_TASK TO COMPLETE_
Go through the listing and copy each line with the string "Mass".

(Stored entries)
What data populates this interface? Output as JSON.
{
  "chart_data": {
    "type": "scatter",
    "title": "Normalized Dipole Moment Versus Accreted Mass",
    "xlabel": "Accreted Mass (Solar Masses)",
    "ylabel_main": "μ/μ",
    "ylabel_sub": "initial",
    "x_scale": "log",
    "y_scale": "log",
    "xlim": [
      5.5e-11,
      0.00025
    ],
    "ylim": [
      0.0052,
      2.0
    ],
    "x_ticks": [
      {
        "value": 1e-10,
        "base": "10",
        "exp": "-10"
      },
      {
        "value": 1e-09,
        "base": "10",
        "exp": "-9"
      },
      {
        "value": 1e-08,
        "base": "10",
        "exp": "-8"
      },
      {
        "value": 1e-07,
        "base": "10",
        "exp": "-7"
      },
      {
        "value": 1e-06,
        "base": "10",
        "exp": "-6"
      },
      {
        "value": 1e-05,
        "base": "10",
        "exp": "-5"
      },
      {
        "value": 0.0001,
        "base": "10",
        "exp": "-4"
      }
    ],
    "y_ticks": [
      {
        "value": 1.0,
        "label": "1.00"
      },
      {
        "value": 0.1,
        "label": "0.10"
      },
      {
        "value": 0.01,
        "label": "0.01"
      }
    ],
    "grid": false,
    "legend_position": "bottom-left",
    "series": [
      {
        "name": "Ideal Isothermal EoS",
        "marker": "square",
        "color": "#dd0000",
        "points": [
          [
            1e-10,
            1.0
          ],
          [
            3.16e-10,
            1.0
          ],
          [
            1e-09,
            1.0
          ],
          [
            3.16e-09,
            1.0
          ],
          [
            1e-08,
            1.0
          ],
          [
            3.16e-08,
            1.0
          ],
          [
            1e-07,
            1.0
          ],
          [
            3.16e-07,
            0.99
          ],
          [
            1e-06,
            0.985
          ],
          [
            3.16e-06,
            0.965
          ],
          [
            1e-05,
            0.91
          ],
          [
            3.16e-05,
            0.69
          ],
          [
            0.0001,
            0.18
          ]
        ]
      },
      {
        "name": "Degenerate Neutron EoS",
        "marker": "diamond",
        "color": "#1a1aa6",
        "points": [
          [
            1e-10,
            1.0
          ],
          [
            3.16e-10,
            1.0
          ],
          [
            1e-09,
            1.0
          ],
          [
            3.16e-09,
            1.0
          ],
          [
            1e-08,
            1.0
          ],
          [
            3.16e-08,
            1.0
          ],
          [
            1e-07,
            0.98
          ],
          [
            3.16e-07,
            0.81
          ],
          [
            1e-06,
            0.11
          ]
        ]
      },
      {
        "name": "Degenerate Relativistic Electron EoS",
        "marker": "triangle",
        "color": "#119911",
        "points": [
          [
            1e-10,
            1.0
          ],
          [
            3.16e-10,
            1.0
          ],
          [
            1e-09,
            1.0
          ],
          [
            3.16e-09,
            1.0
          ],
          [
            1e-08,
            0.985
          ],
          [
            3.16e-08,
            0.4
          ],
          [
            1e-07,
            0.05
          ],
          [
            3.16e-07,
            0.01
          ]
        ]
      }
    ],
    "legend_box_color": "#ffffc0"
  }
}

_RESULT OF THIS TASK_
    "title": "Normalized Dipole Moment Versus Accreted Mass",
    "xlabel": "Accreted Mass (Solar Masses)",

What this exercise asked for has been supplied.